Copy out, from the entries below, each line holding the string "mass".
----------
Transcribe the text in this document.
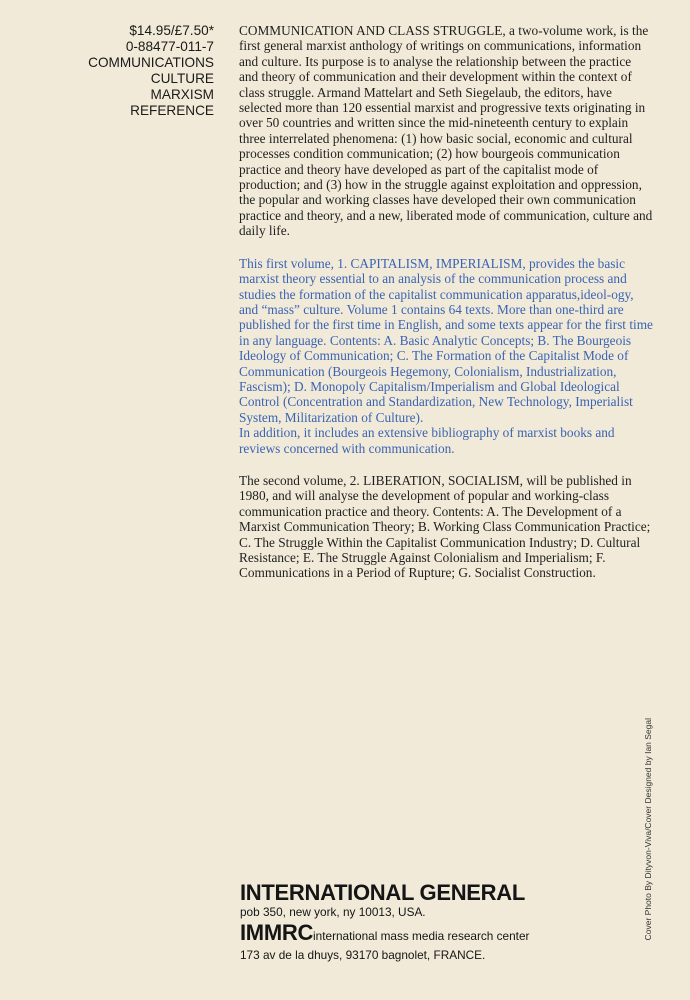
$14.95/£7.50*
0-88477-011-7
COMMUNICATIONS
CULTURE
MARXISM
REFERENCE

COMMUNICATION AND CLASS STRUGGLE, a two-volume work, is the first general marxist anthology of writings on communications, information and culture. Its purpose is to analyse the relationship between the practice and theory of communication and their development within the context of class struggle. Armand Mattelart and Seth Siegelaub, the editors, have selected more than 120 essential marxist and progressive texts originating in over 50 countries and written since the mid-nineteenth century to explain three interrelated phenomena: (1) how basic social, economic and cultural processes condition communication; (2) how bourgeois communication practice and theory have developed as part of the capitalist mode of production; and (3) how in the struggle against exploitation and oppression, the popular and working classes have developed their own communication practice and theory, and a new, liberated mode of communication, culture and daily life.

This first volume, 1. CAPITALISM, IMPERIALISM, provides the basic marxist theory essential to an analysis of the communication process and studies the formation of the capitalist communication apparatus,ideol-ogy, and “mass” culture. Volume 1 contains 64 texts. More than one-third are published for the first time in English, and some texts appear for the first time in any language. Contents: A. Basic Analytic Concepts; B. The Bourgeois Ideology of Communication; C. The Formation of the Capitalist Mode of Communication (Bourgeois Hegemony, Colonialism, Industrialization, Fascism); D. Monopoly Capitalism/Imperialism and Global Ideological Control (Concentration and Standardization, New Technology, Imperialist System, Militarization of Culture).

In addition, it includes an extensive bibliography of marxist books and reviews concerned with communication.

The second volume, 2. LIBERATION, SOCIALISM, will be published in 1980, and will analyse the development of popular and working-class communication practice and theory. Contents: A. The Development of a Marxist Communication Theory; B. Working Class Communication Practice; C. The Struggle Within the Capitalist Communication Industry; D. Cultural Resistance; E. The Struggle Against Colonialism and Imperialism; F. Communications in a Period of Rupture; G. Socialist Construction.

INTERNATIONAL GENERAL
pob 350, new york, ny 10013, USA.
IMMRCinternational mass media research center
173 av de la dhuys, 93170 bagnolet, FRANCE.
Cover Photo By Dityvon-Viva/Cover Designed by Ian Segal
----------
_CORRECT RESPONSE_.
This first volume, 1. CAPITALISM, IMPERIALISM, provides the basic marxist theory essential to an analysis of the communication process and studies the formation of the capitalist communication apparatus,ideol-ogy, and “mass” culture. Volume 1 contains 64 texts. More than one-third are published for the first time in English, and some texts appear for the first time in any language. Contents: A. Basic Analytic Concepts; B. The Bourgeois Ideology of Communication; C. The Formation of the Capitalist Mode of Communication (Bourgeois Hegemony, Colonialism, Industrialization, Fascism); D. Monopoly Capitalism/Imperialism and Global Ideological Control (Concentration and Standardization, New Technology, Imperialist System, Militarization of Culture).
IMMRCinternational mass media research center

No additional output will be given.